STATED TASK: Write out everything from the line that contains "volume-bar — [867, 469, 874, 478]" down to the line that contains "navigator-tick-label: 22 —", both of those lines included, exactly as they appear in the items.

Visual layout annotation data:
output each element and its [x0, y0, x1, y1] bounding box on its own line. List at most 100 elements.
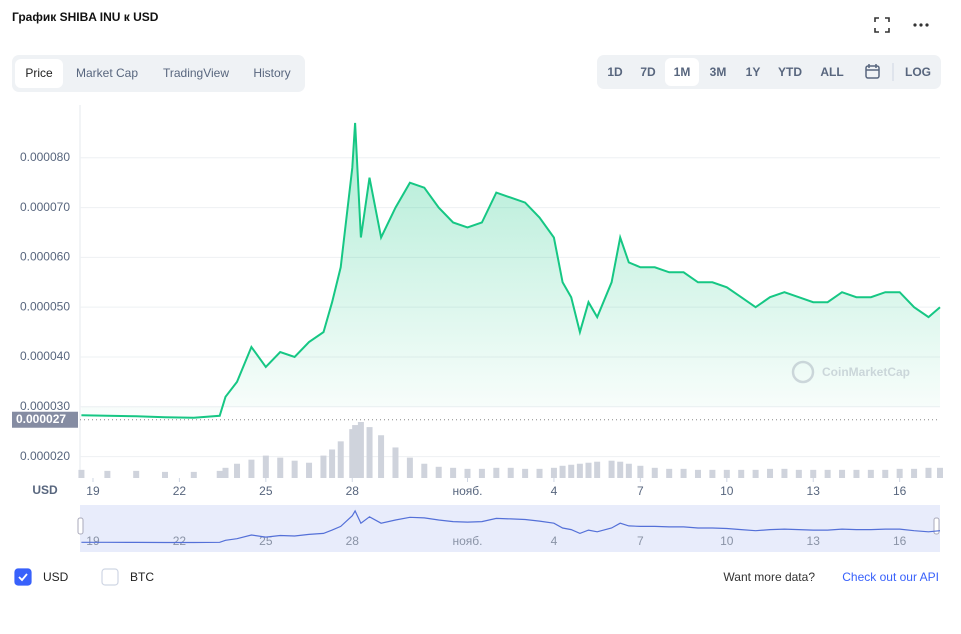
volume-bar — [867, 469, 874, 478]
volume-bar — [911, 468, 918, 478]
range-button[interactable]: 1M — [674, 65, 691, 79]
x-tick-label: 25 — [259, 484, 273, 498]
range-button[interactable]: 1Y — [746, 65, 761, 79]
y-tick-label: 0.000060 — [20, 250, 70, 264]
y-tick-label: 0.000030 — [20, 399, 70, 413]
y-tick-label: 0.000070 — [20, 200, 70, 214]
y-tick-label: 0.000040 — [20, 349, 70, 363]
volume — [78, 422, 943, 478]
current-price-label: 0.000027 — [16, 412, 66, 426]
volume-bar — [507, 467, 514, 478]
volume-bar — [493, 467, 500, 478]
tab[interactable]: History — [253, 66, 290, 80]
navigator-tick-label: 7 — [637, 534, 644, 548]
x-tick-label: 28 — [346, 484, 360, 498]
volume-bar — [781, 468, 788, 478]
volume-bar — [133, 470, 140, 478]
volume-bar — [568, 464, 575, 478]
price-area — [81, 122, 940, 418]
fullscreen-icon[interactable] — [874, 17, 890, 33]
volume-bar — [478, 468, 485, 478]
navigator-tick-label: 22 — [173, 534, 187, 548]
volume-bar — [550, 467, 557, 478]
volume-bar — [680, 468, 687, 478]
navigator-tick-label: 25 — [259, 534, 273, 548]
volume-bar — [752, 469, 759, 478]
volume-bar — [723, 469, 730, 478]
navigator-handle[interactable] — [933, 517, 940, 535]
log-button[interactable]: LOG — [905, 65, 931, 79]
watermark-text: CoinMarketCap — [822, 365, 910, 379]
volume-bar — [608, 460, 615, 478]
navigator-tick-label: 16 — [893, 534, 907, 548]
watermark: CoinMarketCap — [791, 360, 910, 384]
range-button[interactable]: 1D — [607, 65, 623, 79]
range-active — [665, 58, 699, 86]
volume-bar — [694, 469, 701, 478]
range-button[interactable]: ALL — [820, 65, 843, 79]
dot — [925, 23, 929, 27]
volume-bar — [161, 471, 168, 478]
tab[interactable]: TradingView — [163, 66, 229, 80]
fullscreen-path — [874, 17, 890, 33]
volume-bar — [522, 468, 529, 478]
volume-bar — [306, 462, 313, 478]
y-tick-label: 0.000050 — [20, 299, 70, 313]
x-tick-label: 7 — [637, 484, 644, 498]
volume-bar — [435, 466, 442, 478]
tab-bar — [12, 55, 305, 92]
checkbox[interactable] — [101, 568, 119, 586]
volume-bar — [262, 455, 269, 478]
y-tick-label: 0.000080 — [20, 150, 70, 164]
navigator-tick-label: 28 — [346, 534, 360, 548]
volume-bar — [594, 461, 601, 478]
navigator-tick-label: нояб. — [452, 534, 482, 548]
y-axis-label: USD — [32, 483, 58, 497]
x-tick-label: 13 — [807, 484, 821, 498]
volume-bar — [925, 467, 932, 478]
calendar-body — [865, 65, 880, 79]
volume-bar — [824, 469, 831, 478]
volume-bar — [190, 471, 197, 478]
volume-bar — [625, 463, 632, 478]
range-button[interactable]: 7D — [640, 65, 656, 79]
volume-bar — [78, 469, 85, 478]
volume-bar — [882, 469, 889, 478]
volume-bar — [576, 463, 583, 478]
volume-bar — [617, 461, 624, 478]
more-data-link[interactable]: Check out our API — [842, 570, 939, 584]
tab-active — [15, 59, 63, 88]
volume-bar — [738, 469, 745, 478]
volume-bar — [234, 463, 241, 478]
more-icon[interactable] — [913, 23, 929, 27]
navigator-line — [81, 509, 941, 544]
x-tick-label: 4 — [551, 484, 558, 498]
volume-bar — [222, 467, 229, 478]
calendar-line — [866, 64, 879, 71]
tab[interactable]: Price — [25, 66, 53, 80]
navigator-tick-label: 13 — [807, 534, 821, 548]
volume-bar — [406, 457, 413, 478]
volume-bar — [320, 455, 327, 478]
tab[interactable]: Market Cap — [76, 66, 138, 80]
volume-bar — [337, 441, 344, 478]
volume-bar — [464, 468, 471, 478]
navigator[interactable] — [80, 505, 940, 552]
range-button[interactable]: YTD — [778, 65, 802, 79]
volume-bar — [767, 468, 774, 478]
checkbox[interactable] — [14, 568, 32, 586]
more-data-text: Want more data? — [723, 570, 815, 584]
x-tick-label: 22 — [173, 484, 187, 498]
navigator-handle[interactable] — [77, 517, 84, 535]
navigator-tick-label: 4 — [551, 534, 558, 548]
calendar-icon[interactable] — [865, 64, 880, 79]
navigator-tick-label: 10 — [720, 534, 734, 548]
dot — [913, 23, 917, 27]
volume-bar — [810, 469, 817, 478]
range-button[interactable]: 3M — [710, 65, 727, 79]
volume-bar — [450, 467, 457, 478]
watermark-logo — [791, 360, 815, 384]
volume-bar — [896, 468, 903, 478]
volume-bar — [421, 463, 428, 478]
y-tick-label: 0.000020 — [20, 449, 70, 463]
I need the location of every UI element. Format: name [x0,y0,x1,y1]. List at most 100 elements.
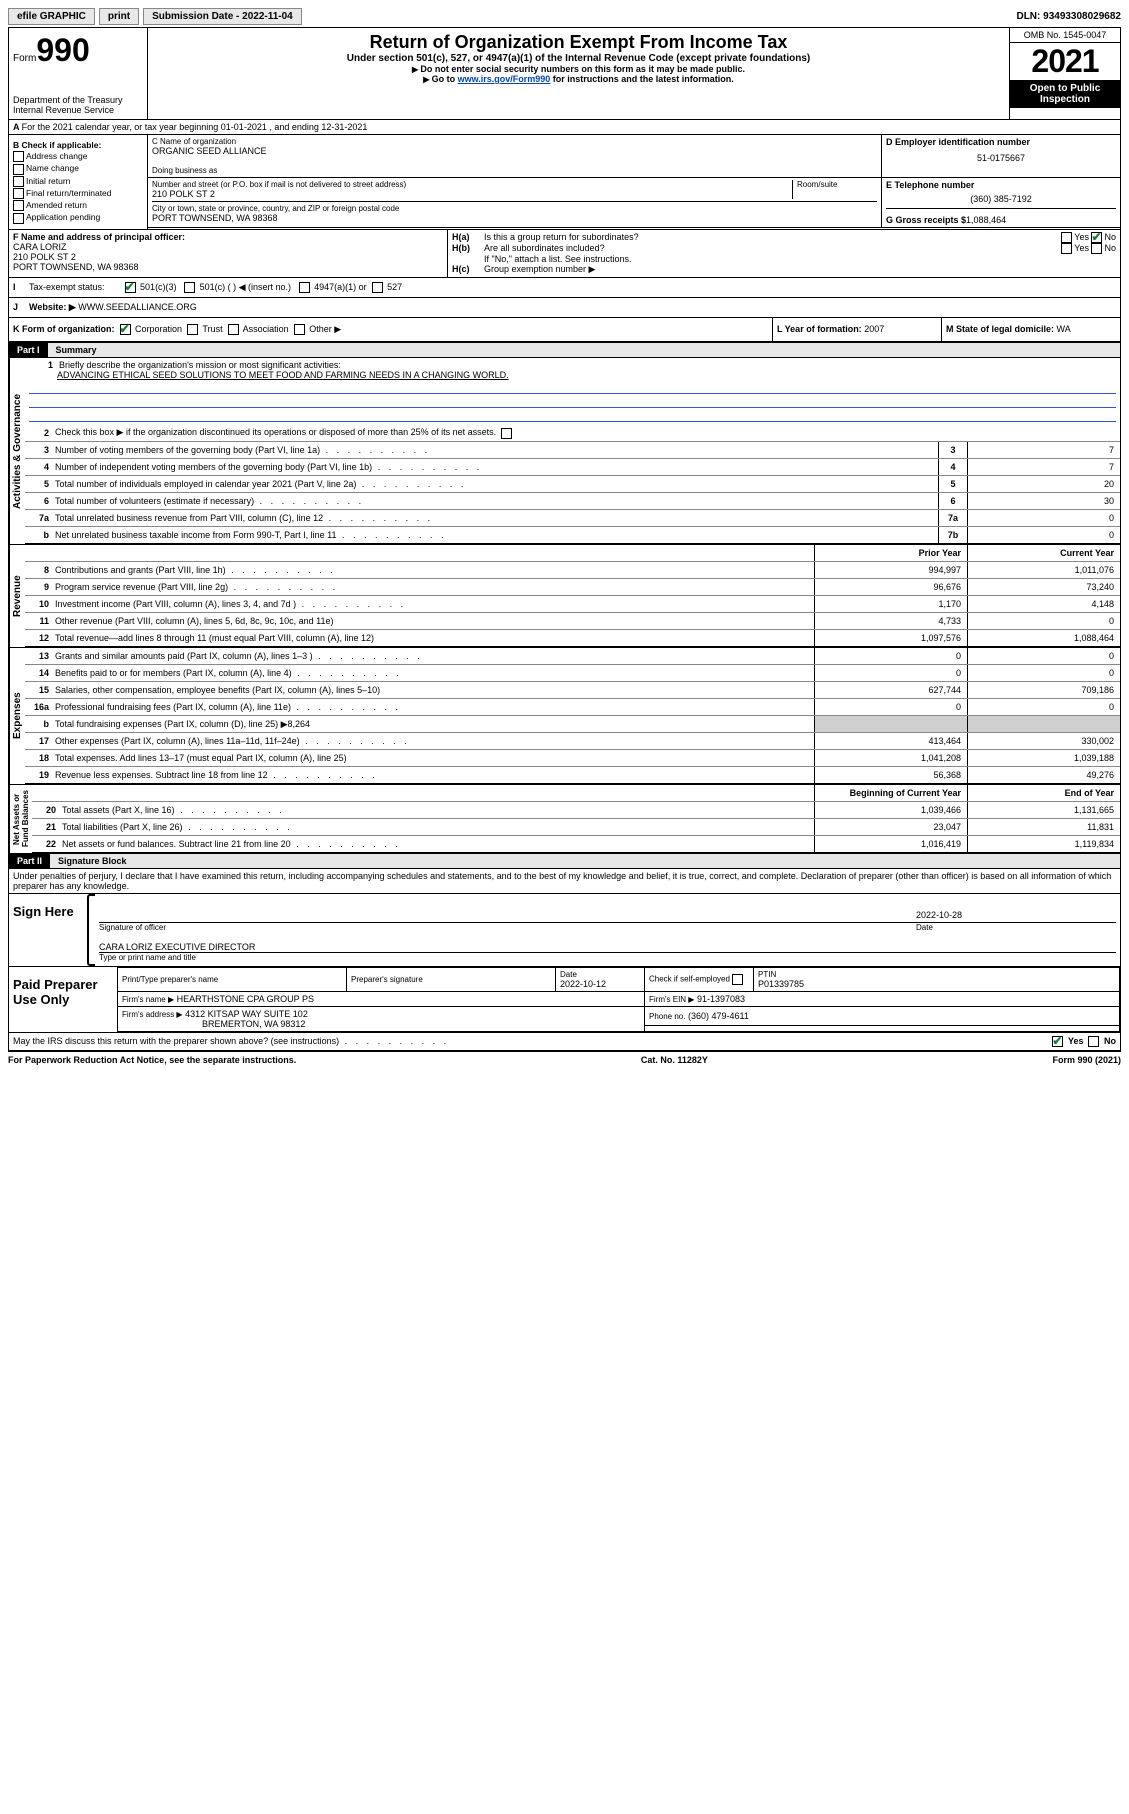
org-name-value: ORGANIC SEED ALLIANCE [152,146,877,156]
p19: 56,368 [814,767,967,783]
trust-checkbox[interactable] [187,324,198,335]
c9: 73,240 [967,579,1120,595]
p12: 1,097,576 [814,630,967,646]
c10: 4,148 [967,596,1120,612]
hb-no-checkbox[interactable] [1091,243,1102,254]
p22: 1,016,419 [814,836,967,852]
tax-status-label: Tax-exempt status: [29,282,105,293]
ha-no-checkbox[interactable] [1091,232,1102,243]
discuss-no-checkbox[interactable] [1088,1036,1099,1047]
final-return-checkbox[interactable] [13,188,24,199]
501c3-checkbox[interactable] [125,282,136,293]
form-title: Return of Organization Exempt From Incom… [152,32,1005,53]
irs-link[interactable]: www.irs.gov/Form990 [458,74,551,84]
p8: 994,997 [814,562,967,578]
dept-label: Department of the Treasury [13,95,143,105]
efile-button[interactable]: efile GRAPHIC [8,8,95,25]
type-print-label: Type or print name and title [99,953,1116,962]
p9: 96,676 [814,579,967,595]
part1-title: Summary [48,343,1120,357]
sig-officer-label: Signature of officer [99,923,916,932]
omb-number: OMB No. 1545-0047 [1010,28,1120,43]
l17: Other expenses (Part IX, column (A), lin… [55,736,814,746]
l11: Other revenue (Part VIII, column (A), li… [55,616,814,626]
c12: 1,088,464 [967,630,1120,646]
l22: Net assets or fund balances. Subtract li… [62,839,814,849]
p21: 23,047 [814,819,967,835]
c8: 1,011,076 [967,562,1120,578]
gross-receipts: G Gross receipts $1,088,464 [886,208,1116,225]
corp-checkbox[interactable] [120,324,131,335]
city-label: City or town, state or province, country… [152,204,877,213]
l15: Salaries, other compensation, employee b… [55,685,814,695]
c19: 49,276 [967,767,1120,783]
501c-checkbox[interactable] [184,282,195,293]
l3: Number of voting members of the governin… [55,445,938,455]
prior-year-hdr: Prior Year [814,545,967,561]
c14: 0 [967,665,1120,681]
address-change-checkbox[interactable] [13,151,24,162]
c20: 1,131,665 [967,802,1120,818]
assoc-checkbox[interactable] [228,324,239,335]
end-year-hdr: End of Year [967,785,1120,801]
ha-yes-checkbox[interactable] [1061,232,1072,243]
firm-phone: (360) 479-4611 [688,1011,749,1021]
expenses-label: Expenses [9,648,25,784]
officer-label: F Name and address of principal officer: [13,232,443,242]
net-assets-label: Net Assets orFund Balances [9,785,32,853]
l13: Grants and similar amounts paid (Part IX… [55,651,814,661]
perjury-declaration: Under penalties of perjury, I declare th… [9,869,1120,893]
section-a: A For the 2021 calendar year, or tax yea… [9,120,1120,135]
phone-label: E Telephone number [886,180,1116,190]
l19: Revenue less expenses. Subtract line 18 … [55,770,814,780]
v4: 7 [967,459,1120,475]
p11: 4,733 [814,613,967,629]
l4: Number of independent voting members of … [55,462,938,472]
l14: Benefits paid to or for members (Part IX… [55,668,814,678]
l9: Program service revenue (Part VIII, line… [55,582,814,592]
l16a: Professional fundraising fees (Part IX, … [55,702,814,712]
phone-value: (360) 385-7192 [886,194,1116,204]
527-checkbox[interactable] [372,282,383,293]
website-value: WWW.SEEDALLIANCE.ORG [78,302,197,312]
self-employed-label: Check if self-employed [649,974,749,985]
name-change-checkbox[interactable] [13,164,24,175]
sign-date: 2022-10-28 [916,910,1116,920]
c17: 330,002 [967,733,1120,749]
4947-checkbox[interactable] [299,282,310,293]
submission-date-button[interactable]: Submission Date - 2022-11-04 [143,8,302,25]
goto-note: Go to www.irs.gov/Form990 for instructio… [152,74,1005,84]
c22: 1,119,834 [967,836,1120,852]
website-label: Website: ▶ [29,302,76,312]
other-checkbox[interactable] [294,324,305,335]
l10: Investment income (Part VIII, column (A)… [55,599,814,609]
c11: 0 [967,613,1120,629]
print-button[interactable]: print [99,8,139,25]
form-ref: Form 990 (2021) [1052,1055,1121,1065]
self-employed-checkbox[interactable] [732,974,743,985]
c21: 11,831 [967,819,1120,835]
initial-return-checkbox[interactable] [13,176,24,187]
application-pending-checkbox[interactable] [13,213,24,224]
discuss-yes-checkbox[interactable] [1052,1036,1063,1047]
firm-addr2: BREMERTON, WA 98312 [202,1019,305,1029]
hb-yes-checkbox[interactable] [1061,243,1072,254]
section-b-checkboxes: B Check if applicable: Address change Na… [9,135,148,229]
year-formation: 2007 [864,324,884,334]
city-value: PORT TOWNSEND, WA 98368 [152,213,877,223]
v7b: 0 [967,527,1120,543]
p14: 0 [814,665,967,681]
p13: 0 [814,648,967,664]
org-name-label: C Name of organization [152,137,877,146]
tax-year: 2021 [1010,43,1120,80]
l6: Total number of volunteers (estimate if … [55,496,938,506]
top-toolbar: efile GRAPHIC print Submission Date - 20… [8,8,1121,25]
amended-return-checkbox[interactable] [13,200,24,211]
c15: 709,186 [967,682,1120,698]
ssn-note: Do not enter social security numbers on … [152,64,1005,74]
revenue-label: Revenue [9,545,25,647]
discontinued-checkbox[interactable] [501,428,512,439]
officer-addr: 210 POLK ST 2 [13,252,443,262]
hb-text: Are all subordinates included? [484,243,1061,254]
firm-name: HEARTHSTONE CPA GROUP PS [177,994,314,1004]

EXERCISE SOLUTION:
volume-bar — [867, 469, 874, 478]
volume-bar — [911, 468, 918, 478]
range-button[interactable]: 1M — [674, 65, 691, 79]
x-tick-label: 25 — [259, 484, 273, 498]
range-button[interactable]: 1Y — [746, 65, 761, 79]
y-tick-label: 0.000060 — [20, 250, 70, 264]
y-tick-label: 0.000030 — [20, 399, 70, 413]
y-tick-label: 0.000070 — [20, 200, 70, 214]
y-tick-label: 0.000040 — [20, 349, 70, 363]
volume — [78, 422, 943, 478]
current-price-label: 0.000027 — [16, 412, 66, 426]
volume-bar — [507, 467, 514, 478]
volume-bar — [493, 467, 500, 478]
tab[interactable]: History — [253, 66, 290, 80]
navigator-tick-label: 7 — [637, 534, 644, 548]
x-tick-label: 28 — [346, 484, 360, 498]
volume-bar — [781, 468, 788, 478]
volume-bar — [133, 470, 140, 478]
volume-bar — [568, 464, 575, 478]
price-area — [81, 122, 940, 418]
fullscreen-icon[interactable] — [874, 17, 890, 33]
volume-bar — [478, 468, 485, 478]
navigator-tick-label: 22 — [173, 534, 187, 548]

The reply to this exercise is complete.